+++ Information supplied

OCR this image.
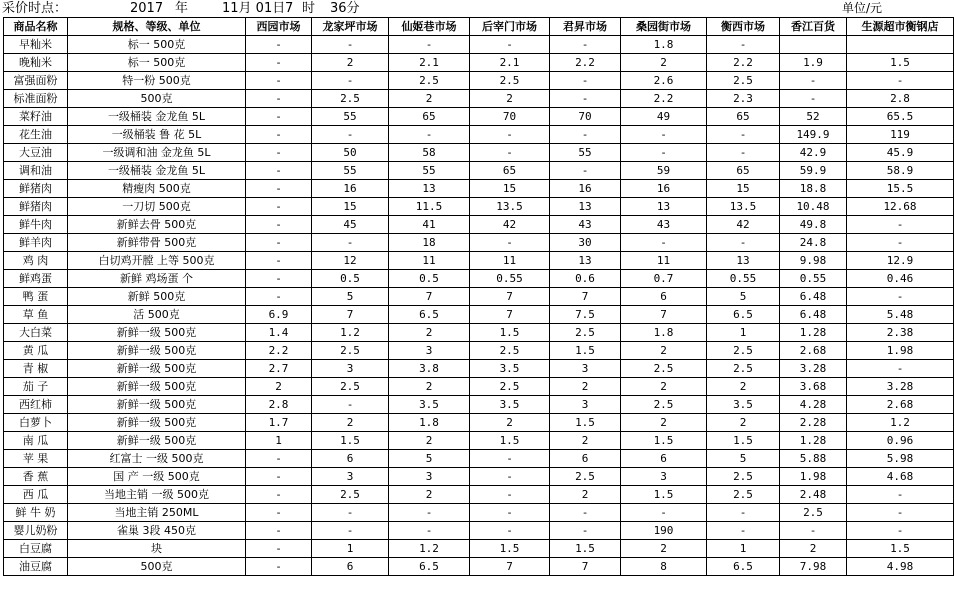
采价时点：	2017 年	11月 01日 7 时 36分	单位/元
商品名称	规格、等级、单位	西园市场	龙家坪市场	仙姬巷市场	后宰门市场	君昇市场	桑园街市场	衡西市场	香江百货	生源超市衡钢店
早籼米	标一 500克	-	-	-	-	-	1.8	-		
晚籼米	标一 500克	-	2	2.1	2.1	2.2	2	2.2	1.9	1.5
富强面粉	特一粉 500克	-	-	2.5	2.5	-	2.6	2.5	-	-
标准面粉	500克	-	2.5	2	2	-	2.2	2.3	-	2.8
菜籽油	一级桶装 金龙鱼 5L	-	55	65	70	70	49	65	52	65.5
花生油	一级桶装 鲁 花 5L	-	-	-	-	-	-	-	149.9	119
大豆油	一级调和油 金龙鱼 5L	-	50	58	-	55	-	-	42.9	45.9
调和油	一级桶装 金龙鱼 5L	-	55	55	65	-	59	65	59.9	58.9
鲜猪肉	精瘦肉 500克	-	16	13	15	16	16	15	18.8	15.5
鲜猪肉	一刀切 500克	-	15	11.5	13.5	13	13	13.5	10.48	12.68
鲜牛肉	新鲜去骨 500克	-	45	41	42	43	43	42	49.8	-
鲜羊肉	新鲜带骨 500克	-	-	18	-	30	-	-	24.8	-
鸡 肉	白切鸡开膛 上等 500克	-	12	11	11	13	11	13	9.98	12.9
鲜鸡蛋	新鲜 鸡场蛋 个	-	0.5	0.5	0.55	0.6	0.7	0.55	0.55	0.46
鸭 蛋	新鲜 500克	-	5	7	7	7	6	5	6.48	-
草 鱼	活 500克	6.9	7	6.5	7	7.5	7	6.5	6.48	5.48
大白菜	新鲜一级 500克	1.4	1.2	2	1.5	2.5	1.8	1	1.28	2.38
黄 瓜	新鲜一级 500克	2.2	2.5	3	2.5	1.5	2	2.5	2.68	1.98
青 椒	新鲜一级 500克	2.7	3	3.8	3.5	3	2.5	2.5	3.28	-
茄 子	新鲜一级 500克	2	2.5	2	2.5	2	2	2	3.68	3.28
西红柿	新鲜一级 500克	2.8	-	3.5	3.5	3	2.5	3.5	4.28	2.68
白萝卜	新鲜一级 500克	1.7	2	1.8	2	1.5	2	2	2.28	1.2
南 瓜	新鲜一级 500克	1	1.5	2	1.5	2	1.5	1.5	1.28	0.96
苹 果	红富士 一级 500克	-	6	5	-	6	6	5	5.88	5.98
香 蕉	国 产 一级 500克	-	3	3	-	2.5	3	2.5	1.98	4.68
西 瓜	当地主销 一级 500克	-	2.5	2	-	2	1.5	2.5	2.48	-
鲜 牛 奶	当地主销 250ML	-	-	-	-	-	-	-	2.5	-
婴儿奶粉	雀巢 3段 450克	-	-	-	-	-	190	-	-	-
白豆腐	块	-	1	1.2	1.5	1.5	2	1	2	1.5
油豆腐	500克	-	6	6.5	7	7	8	6.5	7.98	4.98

++++++

Instruction. Only lines with the string "新鲜一级" belong in your answer; copy each one.

The result.
大白菜	新鲜一级 500克	1.4	1.2	2	1.5	2.5	1.8	1	1.28	2.38
黄 瓜	新鲜一级 500克	2.2	2.5	3	2.5	1.5	2	2.5	2.68	1.98
青 椒	新鲜一级 500克	2.7	3	3.8	3.5	3	2.5	2.5	3.28	-
茄 子	新鲜一级 500克	2	2.5	2	2.5	2	2	2	3.68	3.28
西红柿	新鲜一级 500克	2.8	-	3.5	3.5	3	2.5	3.5	4.28	2.68
白萝卜	新鲜一级 500克	1.7	2	1.8	2	1.5	2	2	2.28	1.2
南 瓜	新鲜一级 500克	1	1.5	2	1.5	2	1.5	1.5	1.28	0.96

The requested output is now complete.